*Raw records*
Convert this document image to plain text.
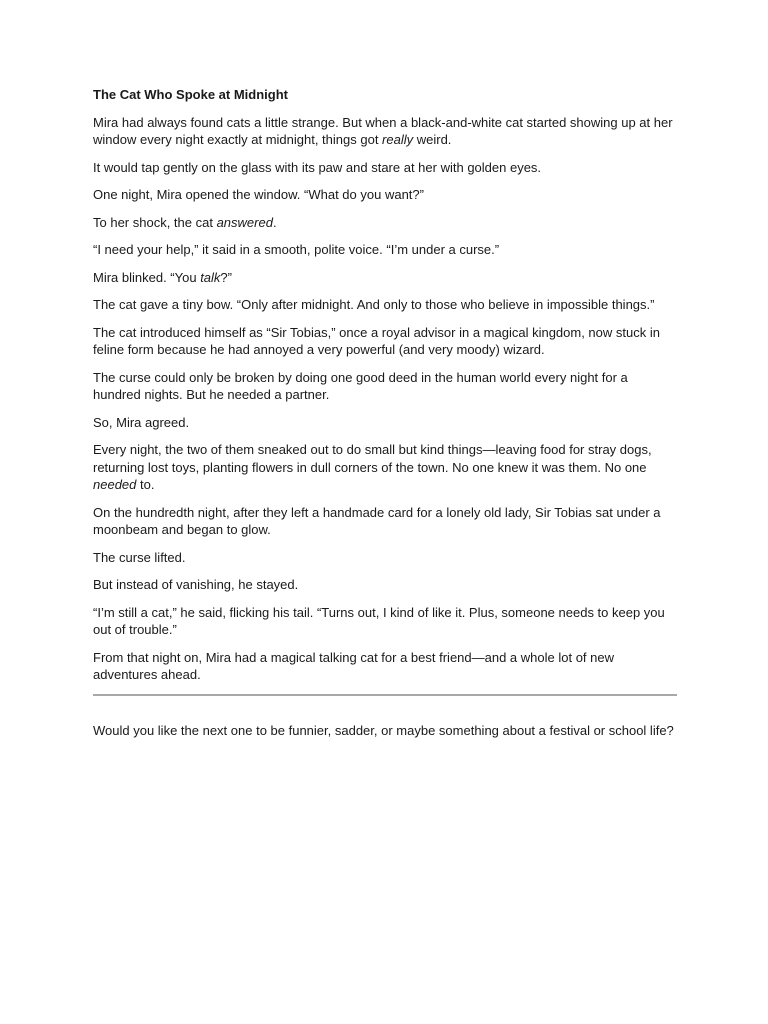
The Cat Who Spoke at Midnight

Mira had always found cats a little strange. But when a black-and-white cat started showing up at her window every night exactly at midnight, things got really weird.

It would tap gently on the glass with its paw and stare at her with golden eyes.

One night, Mira opened the window. “What do you want?”

To her shock, the cat answered.

“I need your help,” it said in a smooth, polite voice. “I’m under a curse.”

Mira blinked. “You talk?”

The cat gave a tiny bow. “Only after midnight. And only to those who believe in impossible things.”

The cat introduced himself as “Sir Tobias,” once a royal advisor in a magical kingdom, now stuck in feline form because he had annoyed a very powerful (and very moody) wizard.

The curse could only be broken by doing one good deed in the human world every night for a hundred nights. But he needed a partner.

So, Mira agreed.

Every night, the two of them sneaked out to do small but kind things—leaving food for stray dogs, returning lost toys, planting flowers in dull corners of the town. No one knew it was them. No one needed to.

On the hundredth night, after they left a handmade card for a lonely old lady, Sir Tobias sat under a moonbeam and began to glow.

The curse lifted.

But instead of vanishing, he stayed.

“I’m still a cat,” he said, flicking his tail. “Turns out, I kind of like it. Plus, someone needs to keep you out of trouble.”

From that night on, Mira had a magical talking cat for a best friend—and a whole lot of new adventures ahead.

Would you like the next one to be funnier, sadder, or maybe something about a festival or school life?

*Set problem*
Search the lines above for the string "after", then show every one that has it.

*Correct answer*
The cat gave a tiny bow. “Only after midnight. And only to those who believe in impossible things.”
On the hundredth night, after they left a handmade card for a lonely old lady, Sir Tobias sat under a moonbeam and began to glow.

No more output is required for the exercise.